# [Entries]
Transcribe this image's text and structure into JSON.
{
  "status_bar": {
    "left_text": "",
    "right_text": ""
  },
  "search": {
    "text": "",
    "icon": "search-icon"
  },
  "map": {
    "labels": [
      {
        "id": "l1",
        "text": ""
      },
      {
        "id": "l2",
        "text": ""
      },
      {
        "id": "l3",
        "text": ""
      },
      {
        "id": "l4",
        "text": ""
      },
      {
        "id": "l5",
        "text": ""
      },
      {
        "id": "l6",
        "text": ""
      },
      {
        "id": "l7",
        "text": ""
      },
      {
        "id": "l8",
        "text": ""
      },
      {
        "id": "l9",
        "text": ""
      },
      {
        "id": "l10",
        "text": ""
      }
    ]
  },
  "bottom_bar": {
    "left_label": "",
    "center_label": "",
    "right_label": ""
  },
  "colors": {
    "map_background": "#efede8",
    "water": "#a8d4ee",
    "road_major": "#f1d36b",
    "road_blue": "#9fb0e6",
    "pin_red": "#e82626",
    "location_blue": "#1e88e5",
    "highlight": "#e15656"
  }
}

# [Your instructions]
Reproduce every entry shown above, precisely as it stands.

# [Final result]
Transcribe this image's text and structure into JSON.
{
  "status_bar": {
    "left_text": "",
    "right_text": ""
  },
  "search": {
    "text": "",
    "icon": "search-icon"
  },
  "map": {
    "labels": [
      {
        "id": "l1",
        "text": ""
      },
      {
        "id": "l2",
        "text": ""
      },
      {
        "id": "l3",
        "text": ""
      },
      {
        "id": "l4",
        "text": ""
      },
      {
        "id": "l5",
        "text": ""
      },
      {
        "id": "l6",
        "text": ""
      },
      {
        "id": "l7",
        "text": ""
      },
      {
        "id": "l8",
        "text": ""
      },
      {
        "id": "l9",
        "text": ""
      },
      {
        "id": "l10",
        "text": ""
      }
    ]
  },
  "bottom_bar": {
    "left_label": "",
    "center_label": "",
    "right_label": ""
  },
  "colors": {
    "map_background": "#efede8",
    "water": "#a8d4ee",
    "road_major": "#f1d36b",
    "road_blue": "#9fb0e6",
    "pin_red": "#e82626",
    "location_blue": "#1e88e5",
    "highlight": "#e15656"
  }
}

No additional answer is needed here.